Stored data:
§ §

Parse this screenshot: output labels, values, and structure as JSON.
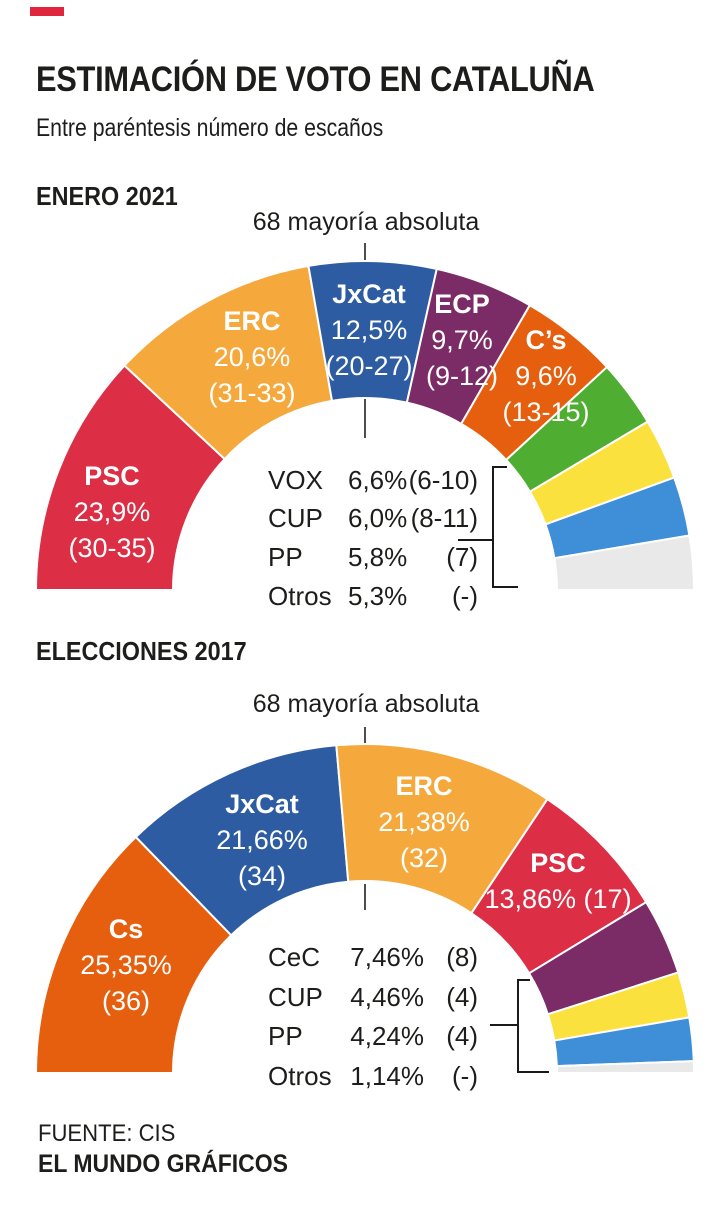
{
  "header": {
    "title": "ESTIMACIÓN DE VOTO EN CATALUÑA",
    "subtitle": "Entre paréntesis número de escaños"
  },
  "brand": {
    "accent_red": "#e0263c"
  },
  "chart_data": [
    {
      "type": "pie",
      "subtype": "half-donut-hemicycle",
      "section_title": "ENERO 2021",
      "majority_label": "68 mayoría absoluta",
      "majority_seats": 68,
      "legend_position": "center-of-hemicycle",
      "series": [
        {
          "party": "PSC",
          "value": 23.9,
          "pct_label": "23,9%",
          "seats": "(30-35)",
          "color": "#dc2e45"
        },
        {
          "party": "ERC",
          "value": 20.6,
          "pct_label": "20,6%",
          "seats": "(31-33)",
          "color": "#f5a93d"
        },
        {
          "party": "JxCat",
          "value": 12.5,
          "pct_label": "12,5%",
          "seats": "(20-27)",
          "color": "#2d5ca3"
        },
        {
          "party": "ECP",
          "value": 9.7,
          "pct_label": "9,7%",
          "seats": "(9-12)",
          "color": "#7b2b65"
        },
        {
          "party": "C’s",
          "value": 9.6,
          "pct_label": "9,6%",
          "seats": "(13-15)",
          "color": "#e65f0f"
        },
        {
          "party": "VOX",
          "value": 6.6,
          "pct_label": "6,6%",
          "seats": "(6-10)",
          "color": "#4fae32"
        },
        {
          "party": "CUP",
          "value": 6.0,
          "pct_label": "6,0%",
          "seats": "(8-11)",
          "color": "#fbe13d"
        },
        {
          "party": "PP",
          "value": 5.8,
          "pct_label": "5,8%",
          "seats": "(7)",
          "color": "#3e8fd8"
        },
        {
          "party": "Otros",
          "value": 5.3,
          "pct_label": "5,3%",
          "seats": "(-)",
          "color": "#e9e9e9"
        }
      ]
    },
    {
      "type": "pie",
      "subtype": "half-donut-hemicycle",
      "section_title": "ELECCIONES 2017",
      "majority_label": "68 mayoría absoluta",
      "majority_seats": 68,
      "legend_position": "center-of-hemicycle",
      "series": [
        {
          "party": "Cs",
          "value": 25.35,
          "pct_label": "25,35%",
          "seats": "(36)",
          "color": "#e65f0f"
        },
        {
          "party": "JxCat",
          "value": 21.66,
          "pct_label": "21,66%",
          "seats": "(34)",
          "color": "#2d5ca3"
        },
        {
          "party": "ERC",
          "value": 21.38,
          "pct_label": "21,38%",
          "seats": "(32)",
          "color": "#f5a93d"
        },
        {
          "party": "PSC",
          "value": 13.86,
          "pct_label": "13,86%",
          "seats": "(17)",
          "color": "#dc2e45"
        },
        {
          "party": "CeC",
          "value": 7.46,
          "pct_label": "7,46%",
          "seats": "(8)",
          "color": "#7b2b65"
        },
        {
          "party": "CUP",
          "value": 4.46,
          "pct_label": "4,46%",
          "seats": "(4)",
          "color": "#fbe13d"
        },
        {
          "party": "PP",
          "value": 4.24,
          "pct_label": "4,24%",
          "seats": "(4)",
          "color": "#3e8fd8"
        },
        {
          "party": "Otros",
          "value": 1.14,
          "pct_label": "1,14%",
          "seats": "(-)",
          "color": "#e9e9e9"
        }
      ]
    }
  ],
  "footer": {
    "source": "FUENTE: CIS",
    "credit": "EL MUNDO GRÁFICOS"
  }
}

§ §

### REQUIREMENTS
Quote in full the listing given above; the images are to be left out.

### THE RESPONSE
Parse this screenshot: output labels, values, and structure as JSON.
{
  "header": {
    "title": "ESTIMACIÓN DE VOTO EN CATALUÑA",
    "subtitle": "Entre paréntesis número de escaños"
  },
  "brand": {
    "accent_red": "#e0263c"
  },
  "chart_data": [
    {
      "type": "pie",
      "subtype": "half-donut-hemicycle",
      "section_title": "ENERO 2021",
      "majority_label": "68 mayoría absoluta",
      "majority_seats": 68,
      "legend_position": "center-of-hemicycle",
      "series": [
        {
          "party": "PSC",
          "value": 23.9,
          "pct_label": "23,9%",
          "seats": "(30-35)",
          "color": "#dc2e45"
        },
        {
          "party": "ERC",
          "value": 20.6,
          "pct_label": "20,6%",
          "seats": "(31-33)",
          "color": "#f5a93d"
        },
        {
          "party": "JxCat",
          "value": 12.5,
          "pct_label": "12,5%",
          "seats": "(20-27)",
          "color": "#2d5ca3"
        },
        {
          "party": "ECP",
          "value": 9.7,
          "pct_label": "9,7%",
          "seats": "(9-12)",
          "color": "#7b2b65"
        },
        {
          "party": "C’s",
          "value": 9.6,
          "pct_label": "9,6%",
          "seats": "(13-15)",
          "color": "#e65f0f"
        },
        {
          "party": "VOX",
          "value": 6.6,
          "pct_label": "6,6%",
          "seats": "(6-10)",
          "color": "#4fae32"
        },
        {
          "party": "CUP",
          "value": 6.0,
          "pct_label": "6,0%",
          "seats": "(8-11)",
          "color": "#fbe13d"
        },
        {
          "party": "PP",
          "value": 5.8,
          "pct_label": "5,8%",
          "seats": "(7)",
          "color": "#3e8fd8"
        },
        {
          "party": "Otros",
          "value": 5.3,
          "pct_label": "5,3%",
          "seats": "(-)",
          "color": "#e9e9e9"
        }
      ]
    },
    {
      "type": "pie",
      "subtype": "half-donut-hemicycle",
      "section_title": "ELECCIONES 2017",
      "majority_label": "68 mayoría absoluta",
      "majority_seats": 68,
      "legend_position": "center-of-hemicycle",
      "series": [
        {
          "party": "Cs",
          "value": 25.35,
          "pct_label": "25,35%",
          "seats": "(36)",
          "color": "#e65f0f"
        },
        {
          "party": "JxCat",
          "value": 21.66,
          "pct_label": "21,66%",
          "seats": "(34)",
          "color": "#2d5ca3"
        },
        {
          "party": "ERC",
          "value": 21.38,
          "pct_label": "21,38%",
          "seats": "(32)",
          "color": "#f5a93d"
        },
        {
          "party": "PSC",
          "value": 13.86,
          "pct_label": "13,86%",
          "seats": "(17)",
          "color": "#dc2e45"
        },
        {
          "party": "CeC",
          "value": 7.46,
          "pct_label": "7,46%",
          "seats": "(8)",
          "color": "#7b2b65"
        },
        {
          "party": "CUP",
          "value": 4.46,
          "pct_label": "4,46%",
          "seats": "(4)",
          "color": "#fbe13d"
        },
        {
          "party": "PP",
          "value": 4.24,
          "pct_label": "4,24%",
          "seats": "(4)",
          "color": "#3e8fd8"
        },
        {
          "party": "Otros",
          "value": 1.14,
          "pct_label": "1,14%",
          "seats": "(-)",
          "color": "#e9e9e9"
        }
      ]
    }
  ],
  "footer": {
    "source": "FUENTE: CIS",
    "credit": "EL MUNDO GRÁFICOS"
  }
}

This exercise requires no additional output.